| TASK ITEM |
Which lines in the records below contain the word "Juni"? Return each of them.

| RECORDS TO USE |
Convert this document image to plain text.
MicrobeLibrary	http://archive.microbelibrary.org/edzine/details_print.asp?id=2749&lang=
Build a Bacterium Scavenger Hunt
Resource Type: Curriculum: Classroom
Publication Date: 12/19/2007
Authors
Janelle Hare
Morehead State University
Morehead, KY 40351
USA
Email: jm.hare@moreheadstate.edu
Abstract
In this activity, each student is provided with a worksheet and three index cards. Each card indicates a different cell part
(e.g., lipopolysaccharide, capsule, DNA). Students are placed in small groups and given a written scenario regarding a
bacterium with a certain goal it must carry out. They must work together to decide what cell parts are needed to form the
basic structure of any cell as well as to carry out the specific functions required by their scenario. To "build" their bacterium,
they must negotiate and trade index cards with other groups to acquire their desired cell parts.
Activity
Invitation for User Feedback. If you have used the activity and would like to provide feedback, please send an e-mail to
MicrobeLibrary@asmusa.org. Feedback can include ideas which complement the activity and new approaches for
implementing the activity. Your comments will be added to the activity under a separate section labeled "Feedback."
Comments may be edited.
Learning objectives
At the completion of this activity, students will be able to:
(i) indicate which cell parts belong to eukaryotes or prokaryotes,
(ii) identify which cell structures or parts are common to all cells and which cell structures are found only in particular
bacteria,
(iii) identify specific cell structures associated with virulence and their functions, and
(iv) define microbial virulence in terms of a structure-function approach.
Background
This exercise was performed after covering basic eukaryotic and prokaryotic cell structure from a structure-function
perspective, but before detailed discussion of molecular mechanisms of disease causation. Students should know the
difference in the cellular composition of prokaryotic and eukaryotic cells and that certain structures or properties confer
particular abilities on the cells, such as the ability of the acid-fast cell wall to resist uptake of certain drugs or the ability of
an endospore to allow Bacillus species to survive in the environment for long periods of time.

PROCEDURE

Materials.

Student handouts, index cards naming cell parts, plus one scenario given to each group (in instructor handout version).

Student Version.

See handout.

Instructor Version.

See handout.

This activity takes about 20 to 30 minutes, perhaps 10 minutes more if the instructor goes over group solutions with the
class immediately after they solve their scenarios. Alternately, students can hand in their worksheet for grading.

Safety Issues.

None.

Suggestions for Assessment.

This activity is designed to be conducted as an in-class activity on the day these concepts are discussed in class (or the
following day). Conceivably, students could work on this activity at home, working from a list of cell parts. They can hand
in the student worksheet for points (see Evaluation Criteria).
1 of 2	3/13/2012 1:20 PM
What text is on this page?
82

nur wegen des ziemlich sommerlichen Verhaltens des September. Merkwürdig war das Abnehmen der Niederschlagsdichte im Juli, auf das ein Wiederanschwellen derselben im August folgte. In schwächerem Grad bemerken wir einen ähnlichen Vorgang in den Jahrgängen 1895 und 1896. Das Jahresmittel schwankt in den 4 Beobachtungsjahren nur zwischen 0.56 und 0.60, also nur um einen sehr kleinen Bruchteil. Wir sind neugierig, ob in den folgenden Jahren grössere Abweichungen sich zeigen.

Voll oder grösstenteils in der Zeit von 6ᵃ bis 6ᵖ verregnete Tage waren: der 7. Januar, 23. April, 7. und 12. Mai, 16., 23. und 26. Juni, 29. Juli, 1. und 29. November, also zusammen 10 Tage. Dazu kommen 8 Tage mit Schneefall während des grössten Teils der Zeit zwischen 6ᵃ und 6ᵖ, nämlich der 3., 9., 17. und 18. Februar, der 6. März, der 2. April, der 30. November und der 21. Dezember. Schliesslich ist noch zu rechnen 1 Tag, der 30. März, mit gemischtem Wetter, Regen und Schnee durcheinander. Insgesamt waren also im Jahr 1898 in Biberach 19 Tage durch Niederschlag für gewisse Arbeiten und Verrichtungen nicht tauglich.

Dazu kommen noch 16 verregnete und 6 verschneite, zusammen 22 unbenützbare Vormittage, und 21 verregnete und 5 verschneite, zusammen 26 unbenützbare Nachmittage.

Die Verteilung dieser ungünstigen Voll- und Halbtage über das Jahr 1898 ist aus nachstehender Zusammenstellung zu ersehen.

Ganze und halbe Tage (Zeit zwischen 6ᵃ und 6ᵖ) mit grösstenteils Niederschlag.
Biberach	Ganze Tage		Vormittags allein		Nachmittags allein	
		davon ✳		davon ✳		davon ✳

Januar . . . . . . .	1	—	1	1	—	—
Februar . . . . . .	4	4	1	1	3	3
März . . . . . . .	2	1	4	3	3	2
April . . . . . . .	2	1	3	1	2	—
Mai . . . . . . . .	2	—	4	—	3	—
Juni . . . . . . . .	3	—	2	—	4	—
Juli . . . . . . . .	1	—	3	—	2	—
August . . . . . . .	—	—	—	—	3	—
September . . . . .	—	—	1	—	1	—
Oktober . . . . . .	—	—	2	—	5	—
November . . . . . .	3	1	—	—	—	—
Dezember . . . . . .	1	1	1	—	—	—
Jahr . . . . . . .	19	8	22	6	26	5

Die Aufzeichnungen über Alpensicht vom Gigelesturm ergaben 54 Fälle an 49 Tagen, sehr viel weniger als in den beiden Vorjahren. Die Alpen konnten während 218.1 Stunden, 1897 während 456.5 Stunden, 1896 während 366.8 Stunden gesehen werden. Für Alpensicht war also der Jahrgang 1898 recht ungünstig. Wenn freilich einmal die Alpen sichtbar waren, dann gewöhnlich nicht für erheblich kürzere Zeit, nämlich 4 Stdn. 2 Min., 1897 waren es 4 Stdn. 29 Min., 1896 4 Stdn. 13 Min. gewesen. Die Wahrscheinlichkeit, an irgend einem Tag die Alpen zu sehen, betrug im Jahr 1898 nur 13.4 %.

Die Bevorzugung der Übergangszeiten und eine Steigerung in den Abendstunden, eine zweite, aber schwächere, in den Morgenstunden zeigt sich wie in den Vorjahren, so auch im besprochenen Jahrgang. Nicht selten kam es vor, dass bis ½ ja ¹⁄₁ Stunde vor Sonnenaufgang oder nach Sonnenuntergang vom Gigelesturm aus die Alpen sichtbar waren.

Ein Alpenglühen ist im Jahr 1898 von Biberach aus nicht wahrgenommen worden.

| RESULT OF THIS TASK |
Voll oder grösstenteils in der Zeit von 6ᵃ bis 6ᵖ verregnete Tage waren: der 7. Januar, 23. April, 7. und 12. Mai, 16., 23. und 26. Juni, 29. Juli, 1. und 29. November, also zusammen 10 Tage. Dazu kommen 8 Tage mit Schneefall während des grössten Teils der Zeit zwischen 6ᵃ und 6ᵖ, nämlich der 3., 9., 17. und 18. Februar, der 6. März, der 2. April, der 30. November und der 21. Dezember. Schliesslich ist noch zu rechnen 1 Tag, der 30. März, mit gemischtem Wetter, Regen und Schnee durcheinander. Insgesamt waren also im Jahr 1898 in Biberach 19 Tage durch Niederschlag für gewisse Arbeiten und Verrichtungen nicht tauglich.
Juni . . . . . . . .	3	—	2	—	4	—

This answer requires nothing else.